Source data:
(begin)

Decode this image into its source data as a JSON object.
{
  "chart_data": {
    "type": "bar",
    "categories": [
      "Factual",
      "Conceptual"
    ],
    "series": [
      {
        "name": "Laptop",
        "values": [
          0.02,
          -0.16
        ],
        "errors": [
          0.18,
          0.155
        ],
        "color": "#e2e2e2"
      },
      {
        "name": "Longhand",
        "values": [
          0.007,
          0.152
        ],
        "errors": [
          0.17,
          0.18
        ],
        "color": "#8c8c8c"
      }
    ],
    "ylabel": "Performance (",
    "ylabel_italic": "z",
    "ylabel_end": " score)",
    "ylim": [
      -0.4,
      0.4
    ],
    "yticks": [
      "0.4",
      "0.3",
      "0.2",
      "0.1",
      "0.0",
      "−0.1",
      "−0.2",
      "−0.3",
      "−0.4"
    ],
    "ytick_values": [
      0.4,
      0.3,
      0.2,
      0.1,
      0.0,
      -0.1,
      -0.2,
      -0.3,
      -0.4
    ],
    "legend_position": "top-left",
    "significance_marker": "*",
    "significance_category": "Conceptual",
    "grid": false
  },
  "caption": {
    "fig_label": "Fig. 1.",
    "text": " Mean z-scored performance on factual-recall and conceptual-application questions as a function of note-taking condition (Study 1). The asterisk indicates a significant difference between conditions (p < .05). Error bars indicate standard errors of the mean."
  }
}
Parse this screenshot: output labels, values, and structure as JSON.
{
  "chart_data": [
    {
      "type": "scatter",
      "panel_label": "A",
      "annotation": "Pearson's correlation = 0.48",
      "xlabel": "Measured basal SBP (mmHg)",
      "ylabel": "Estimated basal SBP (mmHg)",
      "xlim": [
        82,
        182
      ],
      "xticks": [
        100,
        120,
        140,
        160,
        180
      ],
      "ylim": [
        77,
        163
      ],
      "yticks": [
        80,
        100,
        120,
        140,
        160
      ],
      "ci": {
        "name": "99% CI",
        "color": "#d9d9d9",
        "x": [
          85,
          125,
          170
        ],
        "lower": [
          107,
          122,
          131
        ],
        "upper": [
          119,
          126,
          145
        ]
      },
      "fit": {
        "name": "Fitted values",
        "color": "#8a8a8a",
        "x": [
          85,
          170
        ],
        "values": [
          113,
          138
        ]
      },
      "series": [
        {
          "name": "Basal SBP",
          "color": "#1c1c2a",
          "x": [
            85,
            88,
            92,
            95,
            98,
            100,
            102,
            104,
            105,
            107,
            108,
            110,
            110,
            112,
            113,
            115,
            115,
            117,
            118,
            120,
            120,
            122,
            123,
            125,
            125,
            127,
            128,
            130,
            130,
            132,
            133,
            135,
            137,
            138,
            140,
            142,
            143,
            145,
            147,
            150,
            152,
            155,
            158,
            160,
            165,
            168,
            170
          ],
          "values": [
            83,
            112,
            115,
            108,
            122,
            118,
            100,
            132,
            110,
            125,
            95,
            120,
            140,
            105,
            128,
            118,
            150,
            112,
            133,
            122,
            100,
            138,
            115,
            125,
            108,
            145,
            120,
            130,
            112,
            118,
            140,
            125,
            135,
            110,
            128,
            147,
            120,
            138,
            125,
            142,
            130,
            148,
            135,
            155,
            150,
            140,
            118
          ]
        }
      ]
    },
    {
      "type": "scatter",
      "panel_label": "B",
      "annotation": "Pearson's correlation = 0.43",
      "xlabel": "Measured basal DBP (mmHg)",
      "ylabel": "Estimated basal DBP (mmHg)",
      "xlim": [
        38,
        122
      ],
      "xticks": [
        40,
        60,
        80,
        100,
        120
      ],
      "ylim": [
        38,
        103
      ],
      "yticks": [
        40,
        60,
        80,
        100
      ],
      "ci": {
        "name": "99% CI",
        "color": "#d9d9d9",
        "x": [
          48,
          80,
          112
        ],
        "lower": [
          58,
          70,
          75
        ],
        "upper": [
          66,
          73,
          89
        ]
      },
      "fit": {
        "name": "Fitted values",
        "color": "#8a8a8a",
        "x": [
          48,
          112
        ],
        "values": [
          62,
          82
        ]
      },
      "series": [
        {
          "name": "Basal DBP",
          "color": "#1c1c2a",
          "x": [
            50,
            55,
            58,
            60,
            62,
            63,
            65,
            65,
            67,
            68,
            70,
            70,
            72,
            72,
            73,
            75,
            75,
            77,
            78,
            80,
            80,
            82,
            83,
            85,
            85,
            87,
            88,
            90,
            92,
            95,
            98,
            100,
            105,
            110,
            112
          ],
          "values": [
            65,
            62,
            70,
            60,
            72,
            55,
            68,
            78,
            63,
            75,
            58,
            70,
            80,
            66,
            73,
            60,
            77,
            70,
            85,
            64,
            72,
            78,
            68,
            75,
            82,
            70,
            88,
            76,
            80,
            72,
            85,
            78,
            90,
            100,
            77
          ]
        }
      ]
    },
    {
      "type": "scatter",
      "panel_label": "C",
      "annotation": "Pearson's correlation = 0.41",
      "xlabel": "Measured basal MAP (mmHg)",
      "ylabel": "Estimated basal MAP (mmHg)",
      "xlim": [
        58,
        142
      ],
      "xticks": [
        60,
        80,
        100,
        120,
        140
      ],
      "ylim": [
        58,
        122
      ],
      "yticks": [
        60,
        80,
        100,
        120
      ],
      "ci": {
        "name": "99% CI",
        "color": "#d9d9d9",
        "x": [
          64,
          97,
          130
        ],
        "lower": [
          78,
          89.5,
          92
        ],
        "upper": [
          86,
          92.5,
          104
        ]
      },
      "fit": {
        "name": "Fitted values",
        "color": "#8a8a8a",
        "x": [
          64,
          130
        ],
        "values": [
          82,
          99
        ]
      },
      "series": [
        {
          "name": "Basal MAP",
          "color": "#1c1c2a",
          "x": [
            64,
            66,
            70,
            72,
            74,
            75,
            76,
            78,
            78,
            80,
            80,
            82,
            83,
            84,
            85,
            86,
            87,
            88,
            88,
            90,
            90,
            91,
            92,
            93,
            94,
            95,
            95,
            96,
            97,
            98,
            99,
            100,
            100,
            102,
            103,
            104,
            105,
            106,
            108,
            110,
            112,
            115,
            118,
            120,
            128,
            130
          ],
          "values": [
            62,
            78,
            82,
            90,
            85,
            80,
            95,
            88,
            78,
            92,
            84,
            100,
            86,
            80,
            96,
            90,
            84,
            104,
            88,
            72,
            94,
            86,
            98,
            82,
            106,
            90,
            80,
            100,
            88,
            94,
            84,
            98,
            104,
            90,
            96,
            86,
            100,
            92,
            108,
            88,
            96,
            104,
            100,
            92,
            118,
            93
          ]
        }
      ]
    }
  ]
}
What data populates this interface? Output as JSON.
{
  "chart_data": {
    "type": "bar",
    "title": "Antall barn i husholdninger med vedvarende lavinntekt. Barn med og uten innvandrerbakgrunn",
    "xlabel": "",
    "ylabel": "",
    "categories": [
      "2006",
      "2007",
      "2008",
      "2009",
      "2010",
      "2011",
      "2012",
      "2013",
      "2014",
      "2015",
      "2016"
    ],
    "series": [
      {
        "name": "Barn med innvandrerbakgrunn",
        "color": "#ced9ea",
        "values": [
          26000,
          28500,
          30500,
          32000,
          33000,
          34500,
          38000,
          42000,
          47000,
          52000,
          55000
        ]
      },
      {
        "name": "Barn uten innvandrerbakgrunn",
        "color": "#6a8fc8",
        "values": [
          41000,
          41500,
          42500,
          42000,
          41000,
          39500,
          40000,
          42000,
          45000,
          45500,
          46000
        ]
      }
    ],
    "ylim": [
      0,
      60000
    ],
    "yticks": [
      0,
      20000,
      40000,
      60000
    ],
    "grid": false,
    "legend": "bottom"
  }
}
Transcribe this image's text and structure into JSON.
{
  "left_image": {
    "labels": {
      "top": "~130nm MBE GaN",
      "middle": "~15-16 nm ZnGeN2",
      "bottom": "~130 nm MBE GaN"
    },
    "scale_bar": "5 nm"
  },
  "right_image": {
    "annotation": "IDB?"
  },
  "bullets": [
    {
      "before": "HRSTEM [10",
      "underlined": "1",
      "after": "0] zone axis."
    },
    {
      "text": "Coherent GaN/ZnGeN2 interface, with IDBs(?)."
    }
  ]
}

(end)

Set exercise:
Check every line of the data, and copy the ones that contain "text".

Answer for this exercise:
    "text": " Mean z-scored performance on factual-recall and conceptual-application questions as a function of note-taking condition (Study 1). The asterisk indicates a significant difference between conditions (p < .05). Error bars indicate standard errors of the mean."
Transcribe this image's text and structure into JSON.
      "text": "Coherent GaN/ZnGeN2 interface, with IDBs(?)."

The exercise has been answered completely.